Set exercise -> Copy out each line in the material below that has the word "value".

>> START

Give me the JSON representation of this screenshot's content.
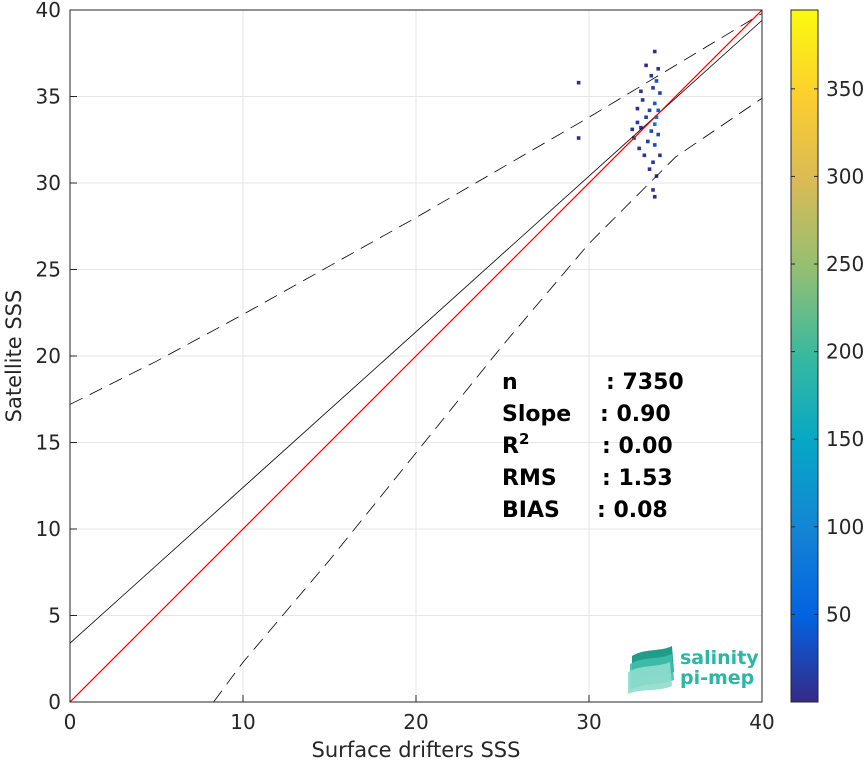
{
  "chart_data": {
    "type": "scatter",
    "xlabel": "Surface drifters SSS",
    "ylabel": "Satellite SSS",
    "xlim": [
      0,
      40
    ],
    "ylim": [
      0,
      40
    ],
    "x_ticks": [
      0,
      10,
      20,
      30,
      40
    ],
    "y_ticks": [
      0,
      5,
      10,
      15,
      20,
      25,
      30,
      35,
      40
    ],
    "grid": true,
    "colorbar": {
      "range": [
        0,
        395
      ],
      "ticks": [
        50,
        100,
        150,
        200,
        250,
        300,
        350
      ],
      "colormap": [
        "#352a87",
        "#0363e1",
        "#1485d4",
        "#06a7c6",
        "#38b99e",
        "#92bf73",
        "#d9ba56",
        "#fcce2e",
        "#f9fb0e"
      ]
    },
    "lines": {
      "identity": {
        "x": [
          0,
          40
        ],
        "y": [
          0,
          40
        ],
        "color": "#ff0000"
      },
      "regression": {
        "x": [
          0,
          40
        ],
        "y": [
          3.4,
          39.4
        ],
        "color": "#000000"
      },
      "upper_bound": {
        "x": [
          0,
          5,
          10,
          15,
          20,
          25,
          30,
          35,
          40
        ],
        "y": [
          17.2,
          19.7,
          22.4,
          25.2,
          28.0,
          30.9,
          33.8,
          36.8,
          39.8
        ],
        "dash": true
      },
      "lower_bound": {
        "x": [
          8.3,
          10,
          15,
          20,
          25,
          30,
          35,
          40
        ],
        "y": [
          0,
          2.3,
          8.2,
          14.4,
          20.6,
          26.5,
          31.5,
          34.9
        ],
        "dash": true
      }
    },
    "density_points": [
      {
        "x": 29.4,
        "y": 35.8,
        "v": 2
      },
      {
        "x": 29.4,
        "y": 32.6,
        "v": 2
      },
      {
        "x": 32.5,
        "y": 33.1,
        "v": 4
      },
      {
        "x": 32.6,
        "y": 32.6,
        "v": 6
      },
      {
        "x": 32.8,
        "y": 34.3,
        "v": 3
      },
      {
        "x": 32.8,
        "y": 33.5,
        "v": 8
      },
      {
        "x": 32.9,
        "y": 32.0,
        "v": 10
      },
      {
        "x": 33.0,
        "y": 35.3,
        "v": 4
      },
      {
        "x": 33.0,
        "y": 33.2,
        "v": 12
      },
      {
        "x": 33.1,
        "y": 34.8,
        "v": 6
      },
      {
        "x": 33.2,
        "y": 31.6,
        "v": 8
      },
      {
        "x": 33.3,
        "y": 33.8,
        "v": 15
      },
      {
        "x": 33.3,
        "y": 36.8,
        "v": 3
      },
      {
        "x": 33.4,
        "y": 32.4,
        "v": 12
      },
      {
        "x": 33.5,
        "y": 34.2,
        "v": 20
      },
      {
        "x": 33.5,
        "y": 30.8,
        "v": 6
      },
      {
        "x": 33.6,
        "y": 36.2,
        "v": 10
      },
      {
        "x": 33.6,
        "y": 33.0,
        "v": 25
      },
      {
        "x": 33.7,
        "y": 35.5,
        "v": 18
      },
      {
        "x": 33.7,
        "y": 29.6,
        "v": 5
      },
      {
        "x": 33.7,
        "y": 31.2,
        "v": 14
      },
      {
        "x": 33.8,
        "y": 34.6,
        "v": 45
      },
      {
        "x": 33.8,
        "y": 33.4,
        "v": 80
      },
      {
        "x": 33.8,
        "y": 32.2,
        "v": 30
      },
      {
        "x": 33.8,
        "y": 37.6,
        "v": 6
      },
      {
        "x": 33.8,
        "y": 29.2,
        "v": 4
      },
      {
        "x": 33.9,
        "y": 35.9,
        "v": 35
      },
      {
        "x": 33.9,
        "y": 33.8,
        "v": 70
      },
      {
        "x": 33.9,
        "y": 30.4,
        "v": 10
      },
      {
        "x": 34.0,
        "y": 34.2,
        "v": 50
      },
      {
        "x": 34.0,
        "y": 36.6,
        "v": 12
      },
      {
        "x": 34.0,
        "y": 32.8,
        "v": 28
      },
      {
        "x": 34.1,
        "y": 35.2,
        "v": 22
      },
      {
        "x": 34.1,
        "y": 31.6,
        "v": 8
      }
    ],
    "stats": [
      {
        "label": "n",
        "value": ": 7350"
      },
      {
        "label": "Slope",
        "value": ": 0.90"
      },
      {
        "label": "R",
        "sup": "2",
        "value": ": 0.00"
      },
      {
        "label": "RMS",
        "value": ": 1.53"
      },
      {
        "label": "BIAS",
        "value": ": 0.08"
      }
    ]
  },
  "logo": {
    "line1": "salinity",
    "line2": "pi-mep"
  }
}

>> END

In response ->
        "value": ": 7350"
        "value": ": 0.90"
        "value": ": 0.00"
        "value": ": 1.53"
        "value": ": 0.08"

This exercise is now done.